_Problem_
Can you rewrite the material from the line with "series-line-single-mass-eps bbox=[429, 323, 2193, 1052]" up to and including the line with "y-tick-label: −20 bbox=[307, 1234, 415, 1310]" as a numbered list, leaving out blank lines?

_Provided entries_
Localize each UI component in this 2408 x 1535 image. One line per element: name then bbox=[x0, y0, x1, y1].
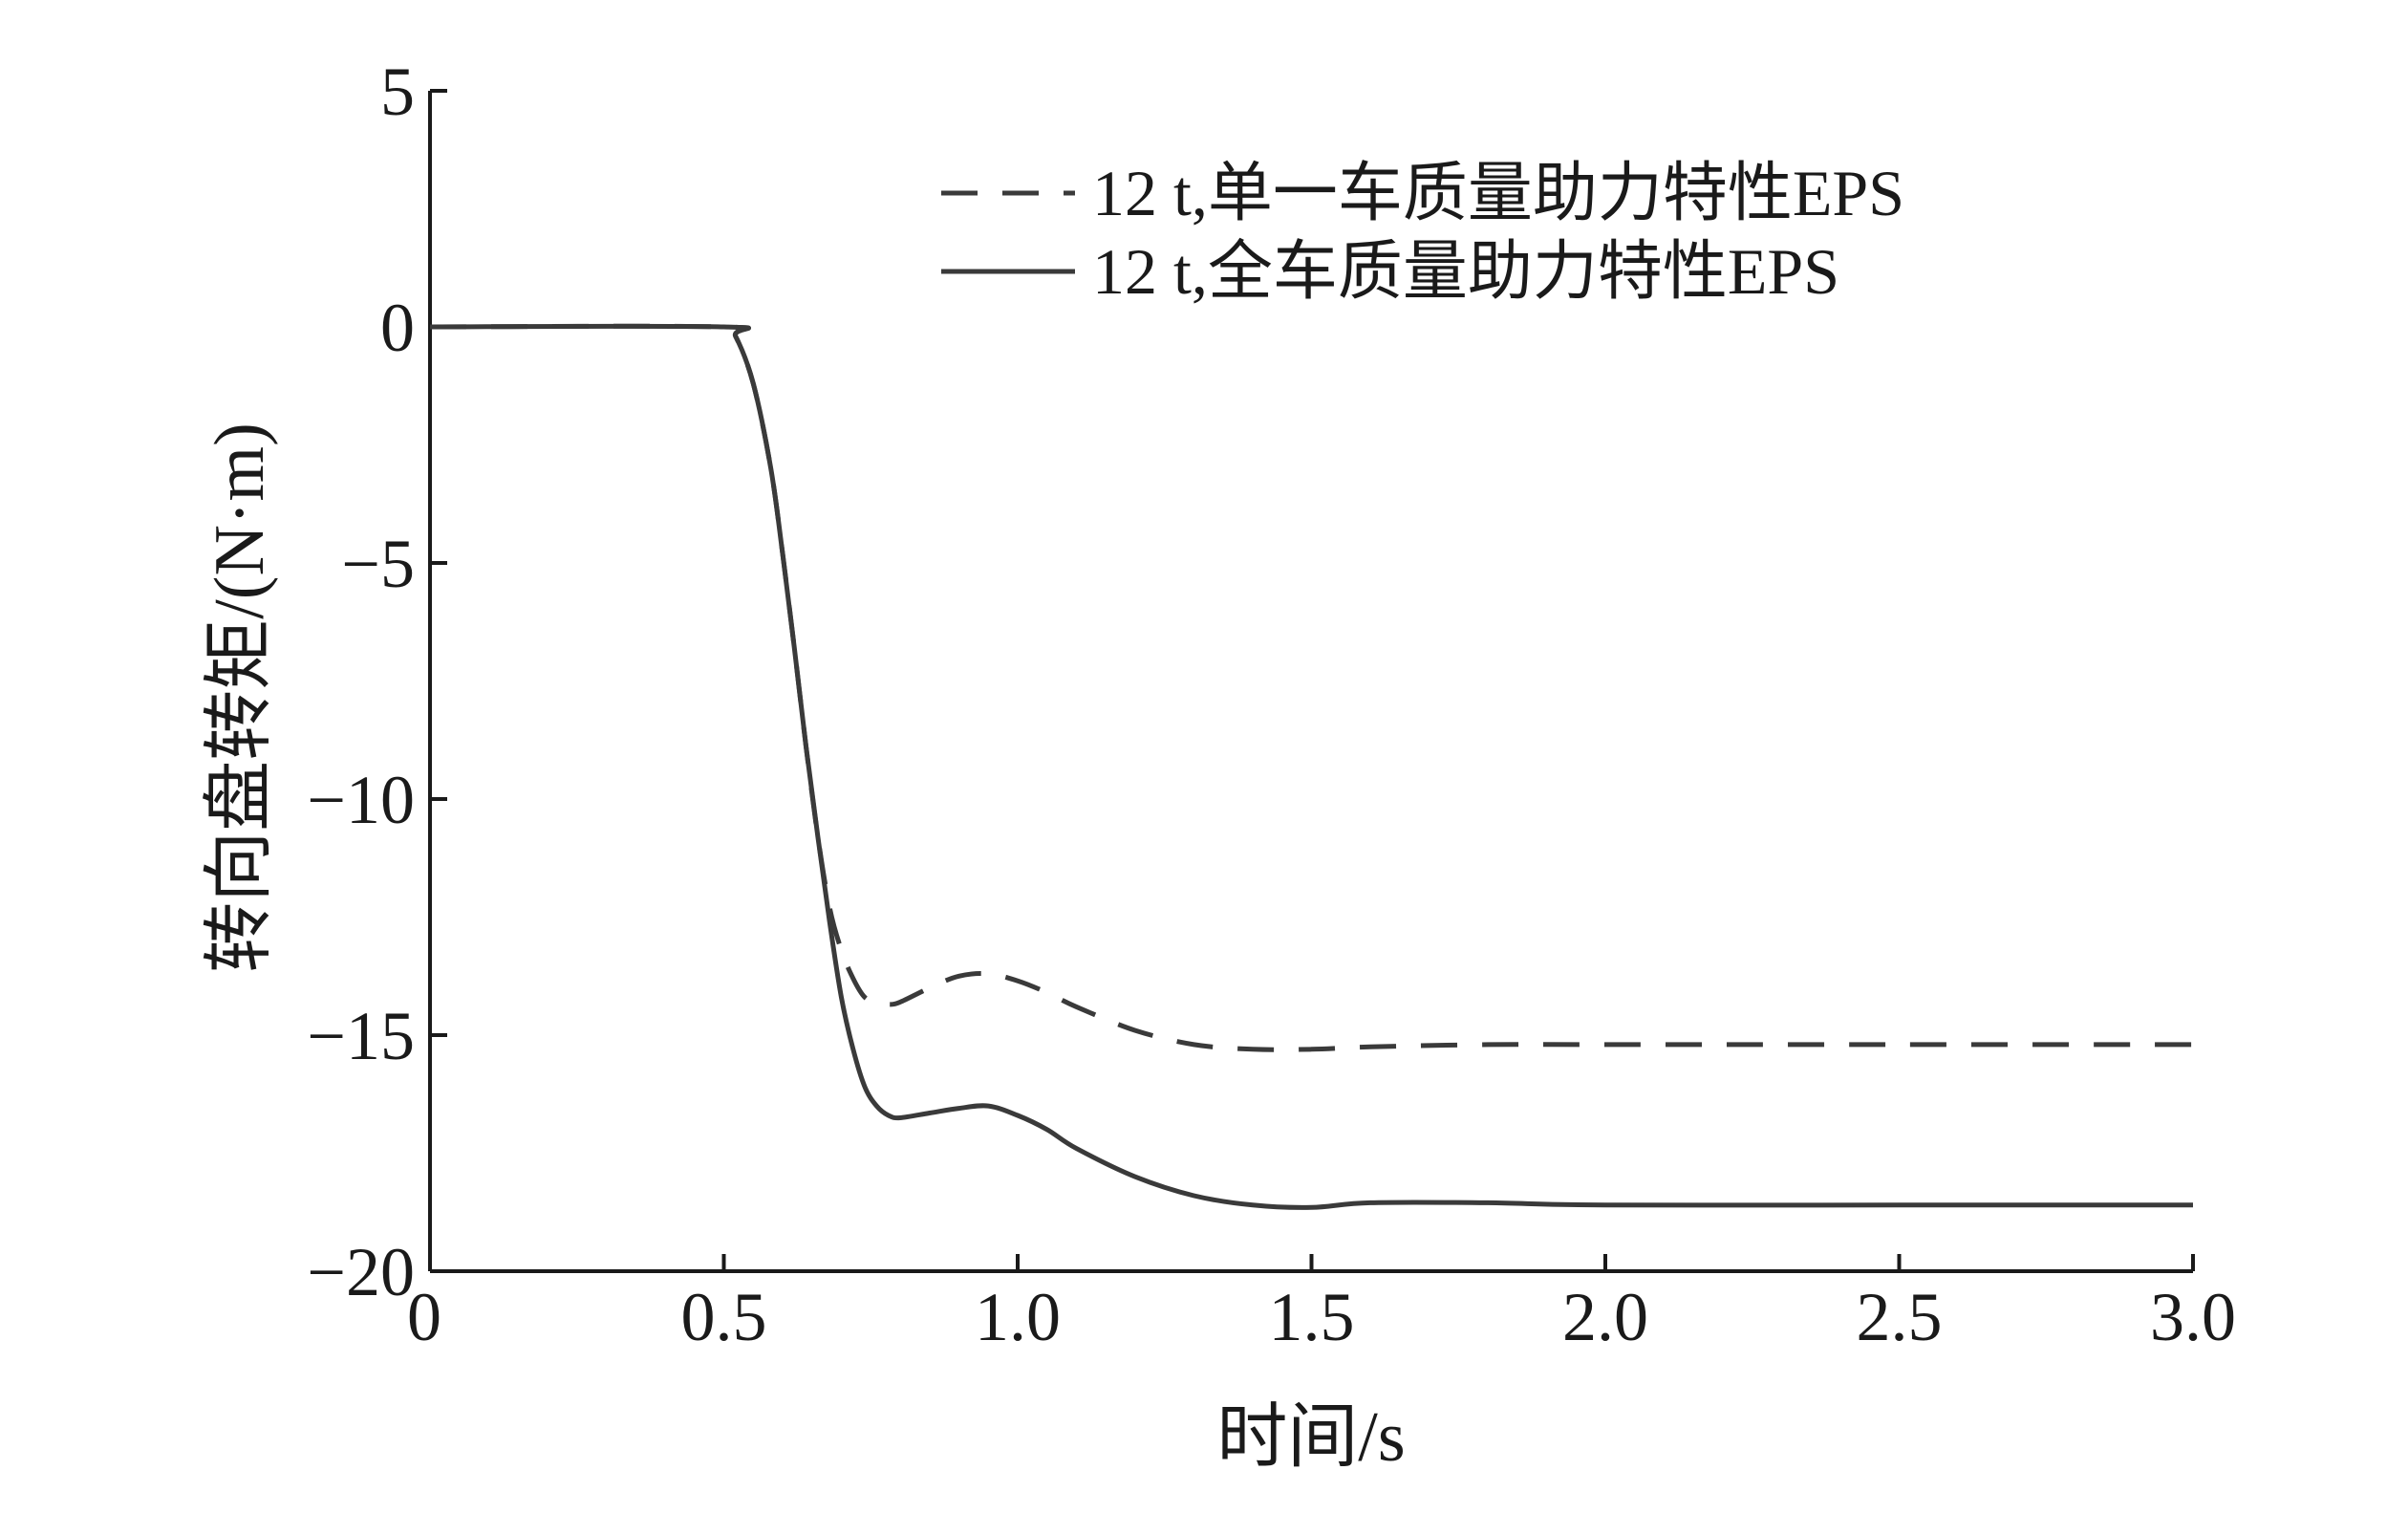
series-line-single-mass-eps bbox=[429, 323, 2193, 1052]
y-tick-label: −15 bbox=[307, 998, 415, 1074]
y-tick-label: 5 bbox=[380, 54, 415, 130]
y-tick-label: −10 bbox=[307, 762, 415, 838]
plot-lines bbox=[429, 323, 2193, 1210]
y-tick-label: −20 bbox=[307, 1234, 415, 1310]
y-tick-label: 0 bbox=[380, 290, 415, 366]
legend-label-full-mass-eps: 12 t,全车质量助力特性EPS bbox=[1092, 235, 1839, 308]
legend-label-single-mass-eps: 12 t,单一车质量助力特性EPS bbox=[1092, 157, 1904, 229]
tick-labels: 0 0.5 1.0 1.5 2.0 2.5 3.0 5 0 −5 −10 −15 −20 bbox=[307, 54, 2236, 1355]
y-axis-title: 转向盘转矩/(N·m) bbox=[201, 422, 279, 973]
series-line-full-mass-eps bbox=[429, 323, 2193, 1210]
x-tick-label: 2.0 bbox=[1562, 1279, 1648, 1355]
x-tick-label: 3.0 bbox=[2150, 1279, 2236, 1355]
legend: 12 t,单一车质量助力特性EPS 12 t,全车质量助力特性EPS bbox=[941, 157, 1904, 308]
x-tick-label: 0 bbox=[407, 1279, 441, 1355]
x-axis-title: 时间/s bbox=[1216, 1398, 1405, 1477]
x-tick-label: 2.5 bbox=[1857, 1279, 1943, 1355]
x-tick-label: 1.5 bbox=[1269, 1279, 1355, 1355]
y-tick-label: −5 bbox=[341, 526, 415, 602]
x-tick-label: 1.0 bbox=[975, 1279, 1061, 1355]
x-tick-label: 0.5 bbox=[681, 1279, 767, 1355]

_Response below_
1. series-line-single-mass-eps bbox=[429, 323, 2193, 1052]
2. y-tick-label: −15 bbox=[307, 998, 415, 1074]
3. y-tick-label: 5 bbox=[380, 54, 415, 130]
4. y-tick-label: −10 bbox=[307, 762, 415, 838]
5. plot-lines bbox=[429, 323, 2193, 1210]
6. y-tick-label: −20 bbox=[307, 1234, 415, 1310]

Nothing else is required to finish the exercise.